• Work required
Render each line of the entries below as a Markdown table with the columns No. and Line, giving each row a number and leaving out blank lines.

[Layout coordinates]
^^^^^^^^^^^^^^^^

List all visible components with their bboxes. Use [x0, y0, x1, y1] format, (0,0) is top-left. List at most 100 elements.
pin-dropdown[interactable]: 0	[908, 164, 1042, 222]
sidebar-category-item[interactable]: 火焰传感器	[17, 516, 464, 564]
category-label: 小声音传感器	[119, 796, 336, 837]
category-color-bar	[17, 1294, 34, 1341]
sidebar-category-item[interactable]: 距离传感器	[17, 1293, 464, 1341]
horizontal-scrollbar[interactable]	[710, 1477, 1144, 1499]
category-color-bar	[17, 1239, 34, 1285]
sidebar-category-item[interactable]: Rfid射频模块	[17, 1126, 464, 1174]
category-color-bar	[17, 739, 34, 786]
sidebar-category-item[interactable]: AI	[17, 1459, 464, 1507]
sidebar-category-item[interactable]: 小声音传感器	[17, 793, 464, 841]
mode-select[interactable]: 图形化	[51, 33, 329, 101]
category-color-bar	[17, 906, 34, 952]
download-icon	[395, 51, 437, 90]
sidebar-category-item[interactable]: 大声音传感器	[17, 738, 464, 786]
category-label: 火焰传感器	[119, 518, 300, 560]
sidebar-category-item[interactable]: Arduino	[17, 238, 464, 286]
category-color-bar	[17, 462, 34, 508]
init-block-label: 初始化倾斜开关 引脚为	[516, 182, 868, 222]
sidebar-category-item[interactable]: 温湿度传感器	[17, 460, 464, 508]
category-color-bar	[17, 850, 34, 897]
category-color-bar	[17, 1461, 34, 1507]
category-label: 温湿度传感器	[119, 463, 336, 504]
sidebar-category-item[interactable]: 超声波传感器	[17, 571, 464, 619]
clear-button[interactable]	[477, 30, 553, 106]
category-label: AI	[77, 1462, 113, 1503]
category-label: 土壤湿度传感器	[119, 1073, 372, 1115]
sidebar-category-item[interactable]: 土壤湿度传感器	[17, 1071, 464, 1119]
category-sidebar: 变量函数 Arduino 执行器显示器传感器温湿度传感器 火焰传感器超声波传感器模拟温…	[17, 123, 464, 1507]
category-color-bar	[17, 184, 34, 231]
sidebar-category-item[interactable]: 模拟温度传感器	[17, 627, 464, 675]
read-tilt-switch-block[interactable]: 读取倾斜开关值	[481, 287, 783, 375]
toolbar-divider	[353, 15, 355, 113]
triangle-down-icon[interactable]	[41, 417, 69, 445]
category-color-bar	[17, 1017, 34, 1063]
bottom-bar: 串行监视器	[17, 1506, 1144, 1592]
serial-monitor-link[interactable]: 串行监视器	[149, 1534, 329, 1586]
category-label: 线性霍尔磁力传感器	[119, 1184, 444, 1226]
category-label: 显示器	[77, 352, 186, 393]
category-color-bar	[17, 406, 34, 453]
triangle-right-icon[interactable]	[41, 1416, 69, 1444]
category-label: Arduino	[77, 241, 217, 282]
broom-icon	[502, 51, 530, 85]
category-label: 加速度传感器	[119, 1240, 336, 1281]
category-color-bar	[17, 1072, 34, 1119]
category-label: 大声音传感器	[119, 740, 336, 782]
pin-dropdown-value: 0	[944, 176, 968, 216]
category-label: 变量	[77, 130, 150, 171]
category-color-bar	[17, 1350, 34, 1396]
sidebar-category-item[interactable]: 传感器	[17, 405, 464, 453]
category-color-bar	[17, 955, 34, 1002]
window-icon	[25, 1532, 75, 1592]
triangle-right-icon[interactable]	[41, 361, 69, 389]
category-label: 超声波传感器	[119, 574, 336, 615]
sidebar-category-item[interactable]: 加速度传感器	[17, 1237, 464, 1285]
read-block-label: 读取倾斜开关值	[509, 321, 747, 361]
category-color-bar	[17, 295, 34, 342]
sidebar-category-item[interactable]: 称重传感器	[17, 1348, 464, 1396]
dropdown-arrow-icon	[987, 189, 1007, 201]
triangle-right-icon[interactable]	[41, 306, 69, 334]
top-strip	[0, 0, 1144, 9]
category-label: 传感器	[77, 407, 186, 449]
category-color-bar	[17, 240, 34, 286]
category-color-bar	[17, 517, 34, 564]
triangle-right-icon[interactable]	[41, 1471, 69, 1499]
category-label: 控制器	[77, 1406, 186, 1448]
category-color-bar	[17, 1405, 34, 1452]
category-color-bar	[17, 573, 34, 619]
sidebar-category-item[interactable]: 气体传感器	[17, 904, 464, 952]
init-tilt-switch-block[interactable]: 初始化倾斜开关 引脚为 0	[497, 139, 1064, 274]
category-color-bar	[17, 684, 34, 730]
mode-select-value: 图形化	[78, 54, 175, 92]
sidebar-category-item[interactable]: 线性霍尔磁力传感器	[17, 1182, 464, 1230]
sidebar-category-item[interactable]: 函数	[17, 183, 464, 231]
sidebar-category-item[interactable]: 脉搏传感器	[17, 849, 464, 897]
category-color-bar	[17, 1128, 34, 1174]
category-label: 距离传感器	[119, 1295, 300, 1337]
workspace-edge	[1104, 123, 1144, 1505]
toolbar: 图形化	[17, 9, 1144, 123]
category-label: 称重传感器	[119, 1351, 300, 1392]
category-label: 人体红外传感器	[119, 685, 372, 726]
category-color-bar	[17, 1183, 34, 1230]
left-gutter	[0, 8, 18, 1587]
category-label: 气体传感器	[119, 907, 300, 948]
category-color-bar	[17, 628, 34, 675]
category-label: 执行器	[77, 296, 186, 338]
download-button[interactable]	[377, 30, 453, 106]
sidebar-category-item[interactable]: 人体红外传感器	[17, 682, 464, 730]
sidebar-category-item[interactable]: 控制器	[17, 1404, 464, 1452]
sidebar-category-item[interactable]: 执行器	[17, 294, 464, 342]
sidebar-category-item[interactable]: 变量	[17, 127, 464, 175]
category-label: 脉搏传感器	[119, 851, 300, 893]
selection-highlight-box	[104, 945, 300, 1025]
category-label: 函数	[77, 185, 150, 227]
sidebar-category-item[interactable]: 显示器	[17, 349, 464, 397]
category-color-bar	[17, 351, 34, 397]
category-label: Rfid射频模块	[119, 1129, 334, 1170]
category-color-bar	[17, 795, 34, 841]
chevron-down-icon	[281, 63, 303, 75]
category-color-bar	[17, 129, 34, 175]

^^^^^^^^^^^^^^^^

• The solution
| No. | Line |
|---|---|
| 1 | List all visible components with their bboxes. Use [x0, y0, x1, y1] format, (0,0) is top-left. List at most 100 elements. |
| 2 | pin-dropdown[interactable]: 0	[908, 164, 1042, 222] |
| 3 | sidebar-category-item[interactable]: 火焰传感器	[17, 516, 464, 564] |
| 4 | category-label: 小声音传感器	[119, 796, 336, 837] |
| 5 | category-color-bar	[17, 1294, 34, 1341] |
| 6 | sidebar-category-item[interactable]: 距离传感器	[17, 1293, 464, 1341] |
| 7 | horizontal-scrollbar[interactable]	[710, 1477, 1144, 1499] |
| 8 | category-color-bar	[17, 1239, 34, 1285] |
| 9 | sidebar-category-item[interactable]: Rfid射频模块	[17, 1126, 464, 1174] |
| 10 | category-color-bar	[17, 739, 34, 786] |
| 11 | sidebar-category-item[interactable]: AI	[17, 1459, 464, 1507] |
| 12 | sidebar-category-item[interactable]: 小声音传感器	[17, 793, 464, 841] |
| 13 | mode-select[interactable]: 图形化	[51, 33, 329, 101] |
| 14 | category-color-bar	[17, 906, 34, 952] |
| 15 | download-icon	[395, 51, 437, 90] |
| 16 | sidebar-category-item[interactable]: 大声音传感器	[17, 738, 464, 786] |
| 17 | category-label: 火焰传感器	[119, 518, 300, 560] |
| 18 | sidebar-category-item[interactable]: Arduino	[17, 238, 464, 286] |
| 19 | category-color-bar	[17, 462, 34, 508] |
| 20 | init-block-label: 初始化倾斜开关 引脚为	[516, 182, 868, 222] |
| 21 | sidebar-category-item[interactable]: 温湿度传感器	[17, 460, 464, 508] |
| 22 | category-color-bar	[17, 850, 34, 897] |
| 23 | category-color-bar	[17, 1461, 34, 1507] |
| 24 | category-label: 温湿度传感器	[119, 463, 336, 504] |
| 25 | sidebar-category-item[interactable]: 超声波传感器	[17, 571, 464, 619] |
| 26 | clear-button[interactable]	[477, 30, 553, 106] |
| 27 | category-label: AI	[77, 1462, 113, 1503] |
| 28 | category-label: 土壤湿度传感器	[119, 1073, 372, 1115] |
| 29 | sidebar-category-item[interactable]: 土壤湿度传感器	[17, 1071, 464, 1119] |
| 30 | category-sidebar: 变量函数 Arduino 执行器显示器传感器温湿度传感器 火焰传感器超声波传感器模拟温…	[17, 123, 464, 1507] |
| 31 | category-color-bar	[17, 184, 34, 231] |
| 32 | sidebar-category-item[interactable]: 模拟温度传感器	[17, 627, 464, 675] |
| 33 | read-tilt-switch-block[interactable]: 读取倾斜开关值	[481, 287, 783, 375] |
| 34 | toolbar-divider	[353, 15, 355, 113] |
| 35 | triangle-down-icon[interactable]	[41, 417, 69, 445] |
| 36 | category-color-bar	[17, 1017, 34, 1063] |
| 37 | bottom-bar: 串行监视器	[17, 1506, 1144, 1592] |
| 38 | serial-monitor-link[interactable]: 串行监视器	[149, 1534, 329, 1586] |
| 39 | category-label: 线性霍尔磁力传感器	[119, 1184, 444, 1226] |
| 40 | category-label: 显示器	[77, 352, 186, 393] |
| 41 | category-color-bar	[17, 406, 34, 453] |
| 42 | triangle-right-icon[interactable]	[41, 1416, 69, 1444] |
| 43 | category-label: Arduino	[77, 241, 217, 282] |
| 44 | broom-icon	[502, 51, 530, 85] |
| 45 | category-label: 加速度传感器	[119, 1240, 336, 1281] |
| 46 | category-color-bar	[17, 1072, 34, 1119] |
| 47 | category-label: 大声音传感器	[119, 740, 336, 782] |
| 48 | pin-dropdown-value: 0	[944, 176, 968, 216] |
| 49 | category-label: 变量	[77, 130, 150, 171] |
| 50 | category-color-bar	[17, 1350, 34, 1396] |
| 51 | sidebar-category-item[interactable]: 传感器	[17, 405, 464, 453] |
| 52 | category-color-bar	[17, 955, 34, 1002] |
| 53 | window-icon	[25, 1532, 75, 1592] |
| 54 | triangle-right-icon[interactable]	[41, 361, 69, 389] |
| 55 | category-label: 超声波传感器	[119, 574, 336, 615] |
| 56 | sidebar-category-item[interactable]: 加速度传感器	[17, 1237, 464, 1285] |
| 57 | read-block-label: 读取倾斜开关值	[509, 321, 747, 361] |
| 58 | category-color-bar	[17, 295, 34, 342] |
| 59 | sidebar-category-item[interactable]: 称重传感器	[17, 1348, 464, 1396] |
| 60 | dropdown-arrow-icon	[987, 189, 1007, 201] |
| 61 | triangle-right-icon[interactable]	[41, 306, 69, 334] |
| 62 | top-strip	[0, 0, 1144, 9] |
| 63 | category-label: 传感器	[77, 407, 186, 449] |
| 64 | category-color-bar	[17, 240, 34, 286] |
| 65 | category-color-bar	[17, 517, 34, 564] |
| 66 | triangle-right-icon[interactable]	[41, 1471, 69, 1499] |
| 67 | category-label: 控制器	[77, 1406, 186, 1448] |
| 68 | category-color-bar	[17, 1405, 34, 1452] |
| 69 | category-color-bar	[17, 573, 34, 619] |
| 70 | sidebar-category-item[interactable]: 气体传感器	[17, 904, 464, 952] |
| 71 | init-tilt-switch-block[interactable]: 初始化倾斜开关 引脚为 0	[497, 139, 1064, 274] |
| 72 | category-color-bar	[17, 684, 34, 730] |
| 73 | mode-select-value: 图形化	[78, 54, 175, 92] |
| 74 | sidebar-category-item[interactable]: 线性霍尔磁力传感器	[17, 1182, 464, 1230] |
| 75 | sidebar-category-item[interactable]: 函数	[17, 183, 464, 231] |
| 76 | sidebar-category-item[interactable]: 脉搏传感器	[17, 849, 464, 897] |
| 77 | category-color-bar	[17, 1128, 34, 1174] |
| 78 | category-label: 距离传感器	[119, 1295, 300, 1337] |
| 79 | workspace-edge	[1104, 123, 1144, 1505] |
| 80 | toolbar: 图形化	[17, 9, 1144, 123] |
| 81 | category-label: 称重传感器	[119, 1351, 300, 1392] |
| 82 | category-label: 人体红外传感器	[119, 685, 372, 726] |
| 83 | category-color-bar	[17, 1183, 34, 1230] |
| 84 | left-gutter	[0, 8, 18, 1587] |
| 85 | category-label: 气体传感器	[119, 907, 300, 948] |
| 86 | category-color-bar	[17, 628, 34, 675] |
| 87 | category-label: 执行器	[77, 296, 186, 338] |
| 88 | download-button[interactable]	[377, 30, 453, 106] |
| 89 | sidebar-category-item[interactable]: 人体红外传感器	[17, 682, 464, 730] |
| 90 | sidebar-category-item[interactable]: 控制器	[17, 1404, 464, 1452] |
| 91 | sidebar-category-item[interactable]: 执行器	[17, 294, 464, 342] |
| 92 | sidebar-category-item[interactable]: 变量	[17, 127, 464, 175] |
| 93 | category-label: 脉搏传感器	[119, 851, 300, 893] |
| 94 | selection-highlight-box	[104, 945, 300, 1025] |
| 95 | category-label: 函数	[77, 185, 150, 227] |
| 96 | sidebar-category-item[interactable]: 显示器	[17, 349, 464, 397] |
| 97 | category-color-bar	[17, 351, 34, 397] |
| 98 | category-label: Rfid射频模块	[119, 1129, 334, 1170] |
| 99 | category-color-bar	[17, 795, 34, 841] |
| 100 | chevron-down-icon	[281, 63, 303, 75] |
| 101 | category-color-bar	[17, 129, 34, 175] |